● **Aim of the task**
Restate all of the entries exactly, dropping any pictures they hold.

● **Record excerpts**
::::::
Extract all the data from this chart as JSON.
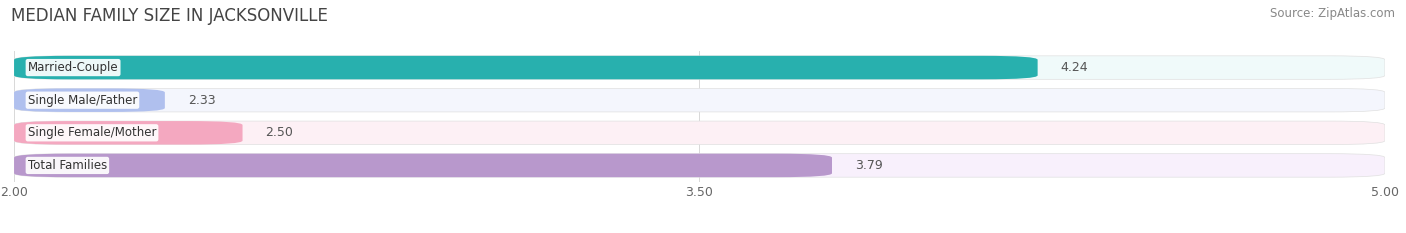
{
  "title": "MEDIAN FAMILY SIZE IN JACKSONVILLE",
  "source": "Source: ZipAtlas.com",
  "categories": [
    "Married-Couple",
    "Single Male/Father",
    "Single Female/Mother",
    "Total Families"
  ],
  "values": [
    4.24,
    2.33,
    2.5,
    3.79
  ],
  "bar_colors": [
    "#28b0ae",
    "#b0c0ee",
    "#f4a8c0",
    "#b898cc"
  ],
  "bar_bg_colors": [
    "#f0fafa",
    "#f4f6fd",
    "#fdf0f5",
    "#f8f0fc"
  ],
  "xmin": 2.0,
  "xmax": 5.0,
  "xticks": [
    2.0,
    3.5,
    5.0
  ],
  "tick_labels": [
    "2.00",
    "3.50",
    "5.00"
  ],
  "page_bg_color": "#ffffff",
  "bar_region_bg": "#f0f0f0",
  "title_fontsize": 12,
  "source_fontsize": 8.5,
  "label_fontsize": 8.5,
  "value_fontsize": 9
}
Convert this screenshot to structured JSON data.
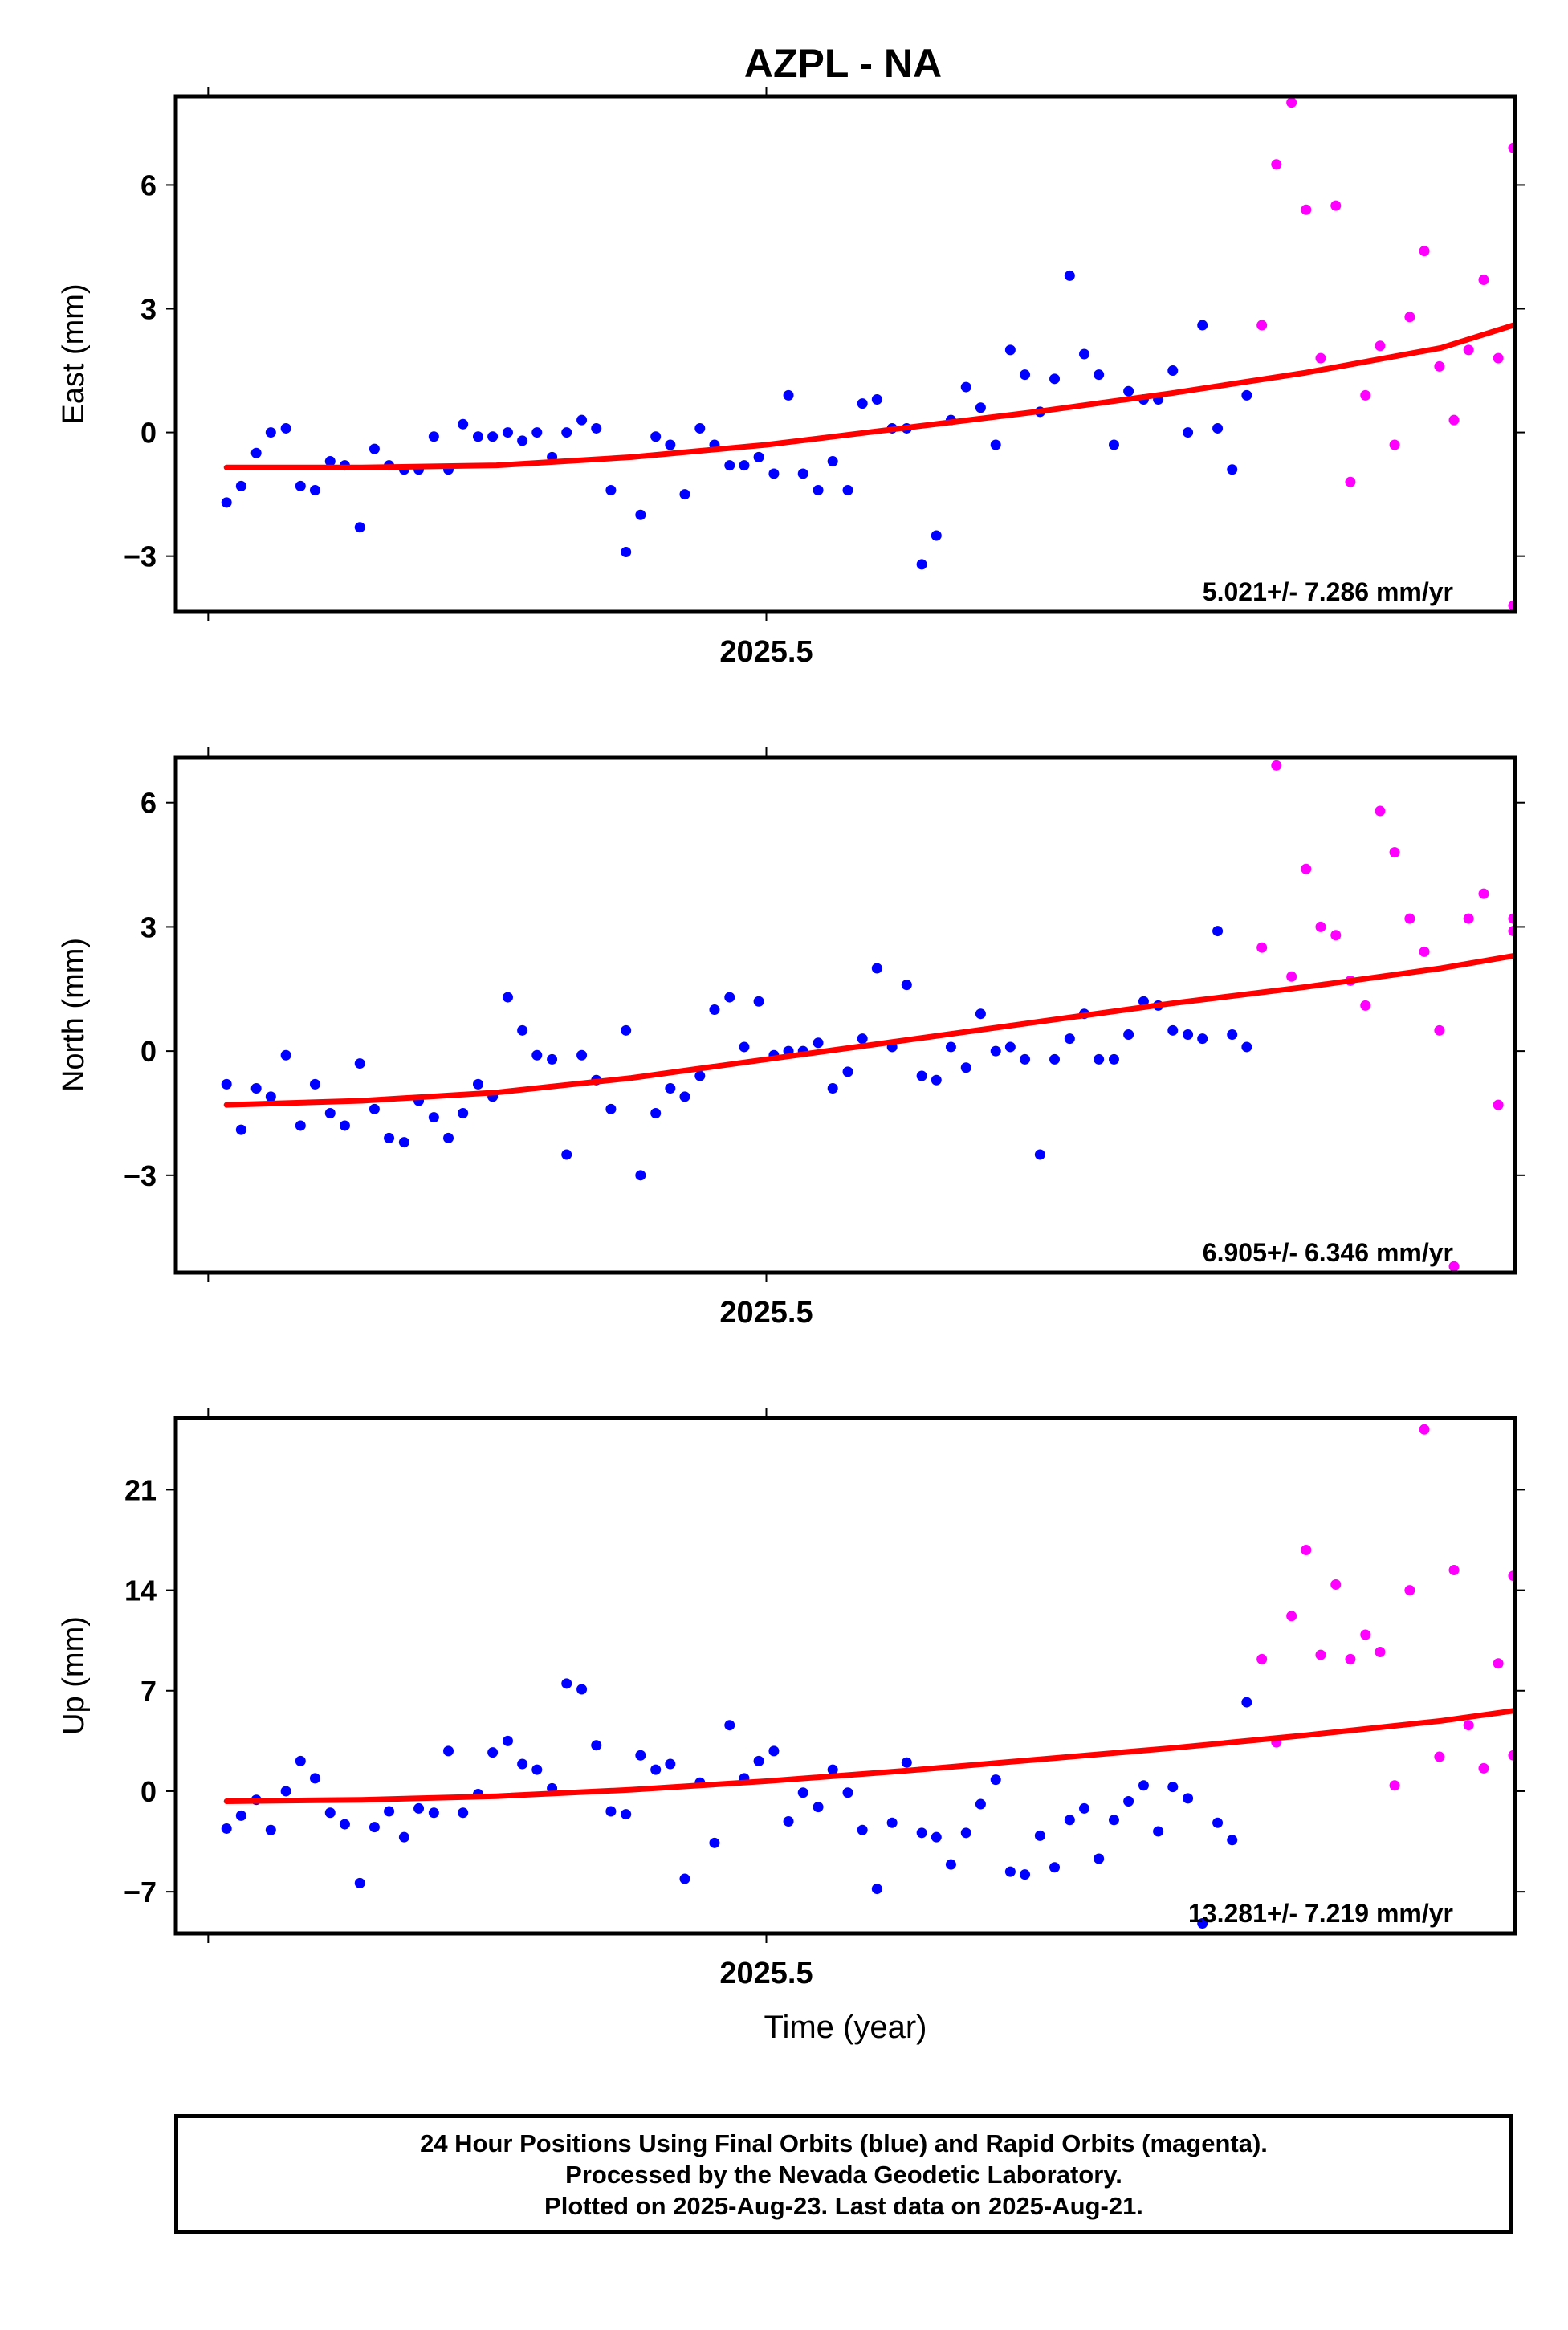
::::::
● **Answer to the exercise**
Extract all the data from this chart as JSON.
{
  "title": "MEDIAN FAMILY SIZE IN JACKSONVILLE",
  "source": "Source: ZipAtlas.com",
  "categories": [
    "Married-Couple",
    "Single Male/Father",
    "Single Female/Mother",
    "Total Families"
  ],
  "values": [
    4.24,
    2.33,
    2.5,
    3.79
  ],
  "bar_colors": [
    "#28b0ae",
    "#b0c0ee",
    "#f4a8c0",
    "#b898cc"
  ],
  "bar_bg_colors": [
    "#f0fafa",
    "#f4f6fd",
    "#fdf0f5",
    "#f8f0fc"
  ],
  "xmin": 2.0,
  "xmax": 5.0,
  "xticks": [
    2.0,
    3.5,
    5.0
  ],
  "tick_labels": [
    "2.00",
    "3.50",
    "5.00"
  ],
  "page_bg_color": "#ffffff",
  "bar_region_bg": "#f0f0f0",
  "title_fontsize": 12,
  "source_fontsize": 8.5,
  "label_fontsize": 8.5,
  "value_fontsize": 9
}
Convert this screenshot to structured JSON data.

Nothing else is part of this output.